> [Exercise goal]
Where a line below holds the string "text", copy that line.

> [Material provided]
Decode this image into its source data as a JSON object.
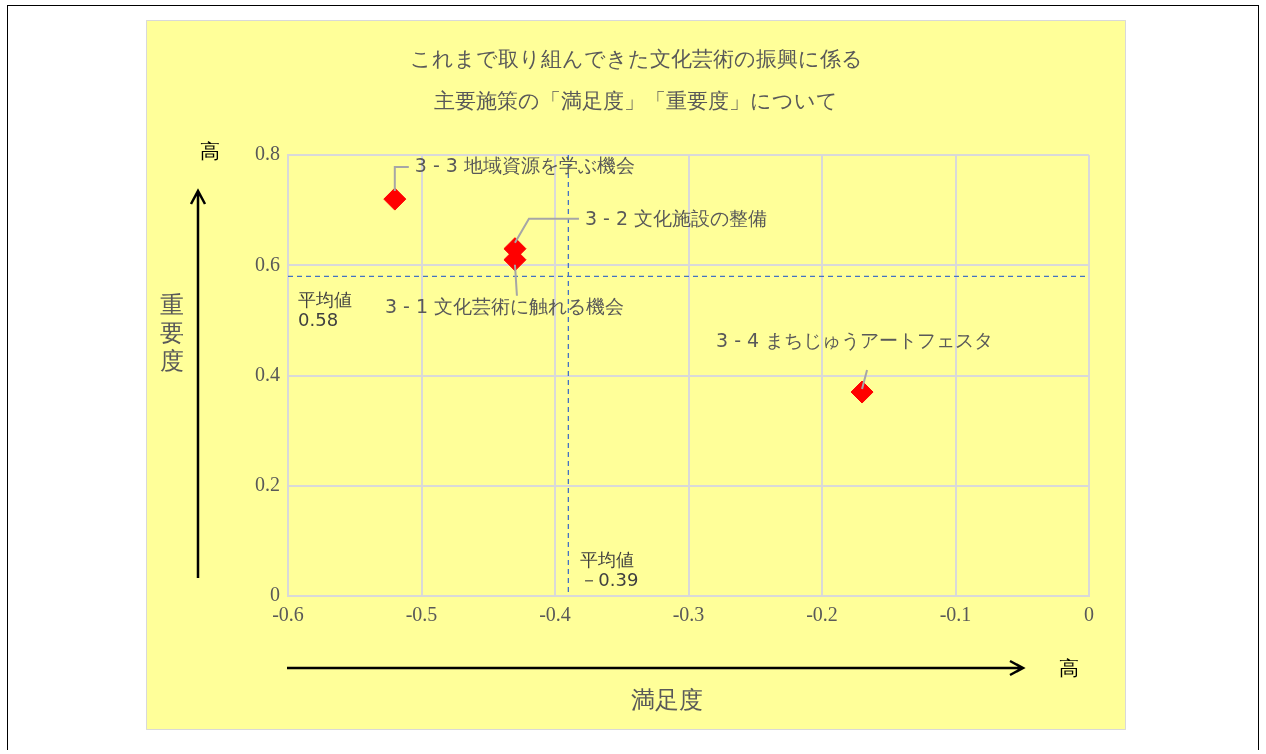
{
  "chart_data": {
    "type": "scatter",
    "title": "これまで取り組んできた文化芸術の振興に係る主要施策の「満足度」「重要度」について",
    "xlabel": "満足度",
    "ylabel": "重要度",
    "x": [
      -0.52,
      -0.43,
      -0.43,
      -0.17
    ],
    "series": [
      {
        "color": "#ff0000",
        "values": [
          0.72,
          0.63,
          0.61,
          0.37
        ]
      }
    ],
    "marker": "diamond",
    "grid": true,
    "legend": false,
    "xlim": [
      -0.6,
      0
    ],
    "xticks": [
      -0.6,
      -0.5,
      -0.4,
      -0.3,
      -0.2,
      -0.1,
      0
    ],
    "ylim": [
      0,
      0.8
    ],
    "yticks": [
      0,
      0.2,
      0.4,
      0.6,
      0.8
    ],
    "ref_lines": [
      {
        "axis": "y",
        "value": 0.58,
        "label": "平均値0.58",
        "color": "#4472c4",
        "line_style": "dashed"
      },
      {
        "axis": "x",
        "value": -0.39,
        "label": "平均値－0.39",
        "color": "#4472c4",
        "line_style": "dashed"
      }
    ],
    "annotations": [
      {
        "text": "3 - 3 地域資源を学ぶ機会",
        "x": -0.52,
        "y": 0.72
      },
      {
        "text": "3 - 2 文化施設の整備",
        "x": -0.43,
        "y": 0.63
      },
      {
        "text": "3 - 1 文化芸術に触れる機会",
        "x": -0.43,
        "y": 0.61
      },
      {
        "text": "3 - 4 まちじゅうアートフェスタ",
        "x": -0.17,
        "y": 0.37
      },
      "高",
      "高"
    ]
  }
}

> [Answer for the task]
        "text": "3 - 3 地域資源を学ぶ機会",
        "text": "3 - 2 文化施設の整備",
        "text": "3 - 1 文化芸術に触れる機会",
        "text": "3 - 4 まちじゅうアートフェスタ",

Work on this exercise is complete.